Extrait:
Que dans le cas d’espèce, aucune procédure ni formalité allant dans ce sens n’a été observée à ce jour.
Qu’il y a lieu de constater que la saisie conservatoire de créances pratiquée le 16 avril 2007 est caduque.
Attendu que pour faire échec aux prétentions de la Société TRADOMA SARL, Dame Djokam Thérèse par la plume de son conseil Maître Ngouana Notse O., fait valoir qu’il ressort clairement tant de la requête sus-énoncée que de l’exploit de saisine sus-visé que le juge de céans est saisi aux fins de s’entendre ordonner main levée d’une saisie conservatoire de créances pratiquée au préjudice de la Société TRADOMA SARL, laquelle saisie causerait à la susdite société un préjudice fort énorme.
Que la société demanderesse, contrairement à ce qui est prévu par le droit communautaire OHADA, a dirigé a dirigé sa demande vers un juge dont le ressort territorial est manifestement incompétent à apprécier la mesure sollicitée.
Qu’il y a lieu en effet de noter qu’en matière de la saisie conservatoire de créance comme c’est le cas en l’espèce, trois acteurs entrent en scène à savoir, le créancier, le débiteur et le tiers saisi.
Que la Société TRADOMA SARL est débitrice et sollicite la main levée d’une saisie déjà pratiquée sur ses avoirs entre les mains du tiers saisi (PHP) par la créancière ici concluante.

Consigne:
Renvoyez sans rien changer la partie de l'extrait qui commence aux mots « Qu’il y a lieu de » et s'arrête après « préjudice fort énorme. ».

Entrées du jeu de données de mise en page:
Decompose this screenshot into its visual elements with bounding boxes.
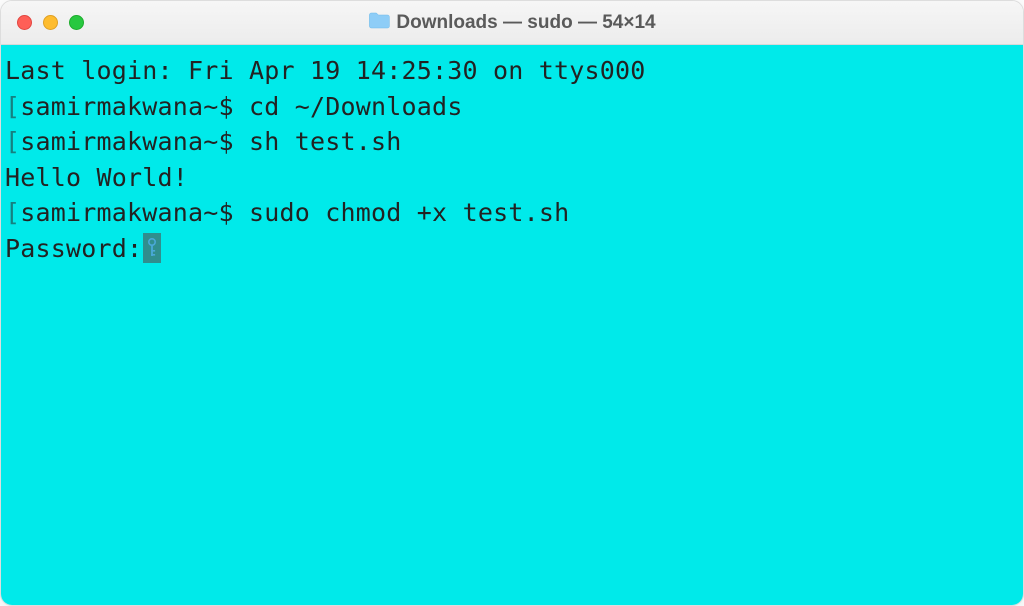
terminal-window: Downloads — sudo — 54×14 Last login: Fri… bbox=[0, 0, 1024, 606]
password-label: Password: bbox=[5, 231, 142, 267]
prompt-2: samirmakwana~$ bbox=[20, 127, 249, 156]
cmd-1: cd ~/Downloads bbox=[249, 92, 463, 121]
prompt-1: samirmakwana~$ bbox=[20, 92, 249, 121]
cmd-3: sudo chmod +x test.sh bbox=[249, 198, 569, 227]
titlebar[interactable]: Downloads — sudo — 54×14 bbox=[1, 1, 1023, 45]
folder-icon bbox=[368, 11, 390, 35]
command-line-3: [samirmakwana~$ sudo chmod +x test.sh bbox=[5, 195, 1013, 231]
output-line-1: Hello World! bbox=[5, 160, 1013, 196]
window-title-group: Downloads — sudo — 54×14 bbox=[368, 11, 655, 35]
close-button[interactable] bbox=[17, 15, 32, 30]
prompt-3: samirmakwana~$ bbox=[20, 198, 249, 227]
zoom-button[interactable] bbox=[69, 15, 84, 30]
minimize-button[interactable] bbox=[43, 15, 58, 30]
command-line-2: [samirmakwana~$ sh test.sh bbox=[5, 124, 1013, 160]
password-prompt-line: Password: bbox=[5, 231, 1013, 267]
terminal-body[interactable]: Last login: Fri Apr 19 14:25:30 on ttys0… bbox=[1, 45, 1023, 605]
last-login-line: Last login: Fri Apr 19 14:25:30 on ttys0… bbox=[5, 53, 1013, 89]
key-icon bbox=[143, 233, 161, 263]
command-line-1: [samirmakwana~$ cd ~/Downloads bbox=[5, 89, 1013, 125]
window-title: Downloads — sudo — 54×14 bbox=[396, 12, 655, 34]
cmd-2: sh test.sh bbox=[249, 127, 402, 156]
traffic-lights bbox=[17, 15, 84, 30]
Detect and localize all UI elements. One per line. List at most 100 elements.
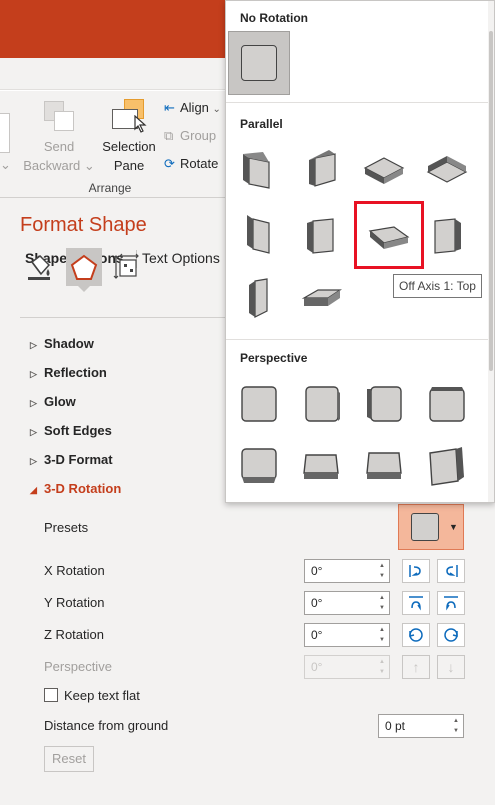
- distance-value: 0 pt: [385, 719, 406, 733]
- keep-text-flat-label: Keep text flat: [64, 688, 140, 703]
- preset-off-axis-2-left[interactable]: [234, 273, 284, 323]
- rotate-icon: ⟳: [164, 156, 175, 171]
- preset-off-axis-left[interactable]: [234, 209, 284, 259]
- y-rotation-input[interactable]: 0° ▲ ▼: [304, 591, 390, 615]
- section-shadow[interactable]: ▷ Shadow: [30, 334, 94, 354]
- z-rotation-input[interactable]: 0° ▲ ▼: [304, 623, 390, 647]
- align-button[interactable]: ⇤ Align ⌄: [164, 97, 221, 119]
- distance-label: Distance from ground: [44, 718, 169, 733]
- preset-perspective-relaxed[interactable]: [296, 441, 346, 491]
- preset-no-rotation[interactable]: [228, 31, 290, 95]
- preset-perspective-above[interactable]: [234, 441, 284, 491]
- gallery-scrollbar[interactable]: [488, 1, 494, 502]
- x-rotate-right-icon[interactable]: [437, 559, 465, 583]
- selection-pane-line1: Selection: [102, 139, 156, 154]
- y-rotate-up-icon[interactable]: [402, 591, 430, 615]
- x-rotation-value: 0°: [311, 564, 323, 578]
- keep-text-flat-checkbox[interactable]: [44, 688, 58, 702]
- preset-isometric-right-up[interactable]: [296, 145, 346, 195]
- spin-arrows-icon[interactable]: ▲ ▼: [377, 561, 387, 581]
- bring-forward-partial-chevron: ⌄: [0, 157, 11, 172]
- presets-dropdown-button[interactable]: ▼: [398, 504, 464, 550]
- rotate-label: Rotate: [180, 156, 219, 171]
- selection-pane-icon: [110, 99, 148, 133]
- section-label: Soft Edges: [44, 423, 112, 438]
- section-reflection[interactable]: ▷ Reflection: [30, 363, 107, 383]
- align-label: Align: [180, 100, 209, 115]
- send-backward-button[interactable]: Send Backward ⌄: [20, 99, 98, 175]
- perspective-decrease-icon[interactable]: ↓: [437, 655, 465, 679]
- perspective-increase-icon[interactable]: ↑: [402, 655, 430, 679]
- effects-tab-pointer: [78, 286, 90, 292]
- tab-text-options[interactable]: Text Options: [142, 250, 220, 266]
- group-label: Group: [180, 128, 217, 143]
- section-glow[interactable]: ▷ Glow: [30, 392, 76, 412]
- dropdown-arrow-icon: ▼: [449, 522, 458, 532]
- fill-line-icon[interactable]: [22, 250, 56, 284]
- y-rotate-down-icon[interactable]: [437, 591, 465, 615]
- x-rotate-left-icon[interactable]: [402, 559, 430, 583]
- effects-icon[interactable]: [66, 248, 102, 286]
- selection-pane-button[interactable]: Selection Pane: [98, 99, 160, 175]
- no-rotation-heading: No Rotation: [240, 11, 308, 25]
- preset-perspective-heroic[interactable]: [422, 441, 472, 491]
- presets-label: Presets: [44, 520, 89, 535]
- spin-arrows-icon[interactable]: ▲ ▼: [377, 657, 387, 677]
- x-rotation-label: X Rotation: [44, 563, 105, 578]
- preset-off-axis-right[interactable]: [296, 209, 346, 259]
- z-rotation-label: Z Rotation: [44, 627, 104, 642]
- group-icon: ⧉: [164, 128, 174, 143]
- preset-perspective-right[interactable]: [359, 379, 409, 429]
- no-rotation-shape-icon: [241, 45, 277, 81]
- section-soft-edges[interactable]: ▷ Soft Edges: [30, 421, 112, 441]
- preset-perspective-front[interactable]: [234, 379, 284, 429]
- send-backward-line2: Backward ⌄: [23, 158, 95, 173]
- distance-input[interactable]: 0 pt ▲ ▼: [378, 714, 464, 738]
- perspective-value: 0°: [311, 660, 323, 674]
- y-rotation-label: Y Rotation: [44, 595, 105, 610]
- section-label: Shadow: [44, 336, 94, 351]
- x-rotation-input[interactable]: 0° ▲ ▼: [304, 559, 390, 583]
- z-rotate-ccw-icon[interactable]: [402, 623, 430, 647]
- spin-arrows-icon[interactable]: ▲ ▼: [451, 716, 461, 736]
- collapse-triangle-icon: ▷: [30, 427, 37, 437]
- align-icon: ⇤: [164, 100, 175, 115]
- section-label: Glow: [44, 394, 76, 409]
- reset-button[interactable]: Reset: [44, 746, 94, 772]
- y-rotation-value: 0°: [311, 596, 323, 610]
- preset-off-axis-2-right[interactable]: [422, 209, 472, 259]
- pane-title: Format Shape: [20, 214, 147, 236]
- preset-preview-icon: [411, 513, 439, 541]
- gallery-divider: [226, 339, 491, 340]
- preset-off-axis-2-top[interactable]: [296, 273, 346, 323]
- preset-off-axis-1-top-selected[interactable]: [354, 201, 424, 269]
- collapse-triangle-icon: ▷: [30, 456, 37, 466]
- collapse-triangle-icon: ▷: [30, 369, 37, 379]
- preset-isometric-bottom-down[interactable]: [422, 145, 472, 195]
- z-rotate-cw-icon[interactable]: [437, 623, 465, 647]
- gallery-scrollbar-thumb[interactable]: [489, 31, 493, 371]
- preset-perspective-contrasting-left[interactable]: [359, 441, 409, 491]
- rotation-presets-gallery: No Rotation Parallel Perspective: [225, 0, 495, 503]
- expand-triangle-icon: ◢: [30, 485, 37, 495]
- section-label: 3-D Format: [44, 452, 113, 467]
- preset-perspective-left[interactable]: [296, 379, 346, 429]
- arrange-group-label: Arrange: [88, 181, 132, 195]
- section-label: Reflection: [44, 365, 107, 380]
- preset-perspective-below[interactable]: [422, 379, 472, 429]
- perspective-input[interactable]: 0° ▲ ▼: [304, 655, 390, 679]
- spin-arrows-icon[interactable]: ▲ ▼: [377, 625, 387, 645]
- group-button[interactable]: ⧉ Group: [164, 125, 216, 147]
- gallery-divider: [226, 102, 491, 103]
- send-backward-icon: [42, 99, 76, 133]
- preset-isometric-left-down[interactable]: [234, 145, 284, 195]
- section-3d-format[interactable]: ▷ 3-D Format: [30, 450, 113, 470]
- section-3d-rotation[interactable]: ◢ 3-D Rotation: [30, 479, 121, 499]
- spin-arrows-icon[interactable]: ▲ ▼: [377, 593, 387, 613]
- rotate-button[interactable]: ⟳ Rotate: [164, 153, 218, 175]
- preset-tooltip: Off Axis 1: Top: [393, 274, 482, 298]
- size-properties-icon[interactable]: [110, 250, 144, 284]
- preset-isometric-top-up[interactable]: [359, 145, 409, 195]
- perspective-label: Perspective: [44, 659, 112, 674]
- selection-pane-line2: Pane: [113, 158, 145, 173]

Réponse attendue:
Qu’il y a lieu de constater que la saisie conservatoire de créances pratiquée le 16 avril 2007 est caduque.
Attendu que pour faire échec aux prétentions de la Société TRADOMA SARL, Dame Djokam Thérèse par la plume de son conseil Maître Ngouana Notse O., fait valoir qu’il ressort clairement tant de la requête sus-énoncée que de l’exploit de saisine sus-visé que le juge de céans est saisi aux fins de s’entendre ordonner main levée d’une saisie conservatoire de créances pratiquée au préjudice de la Société TRADOMA SARL, laquelle saisie causerait à la susdite société un préjudice fort énorme.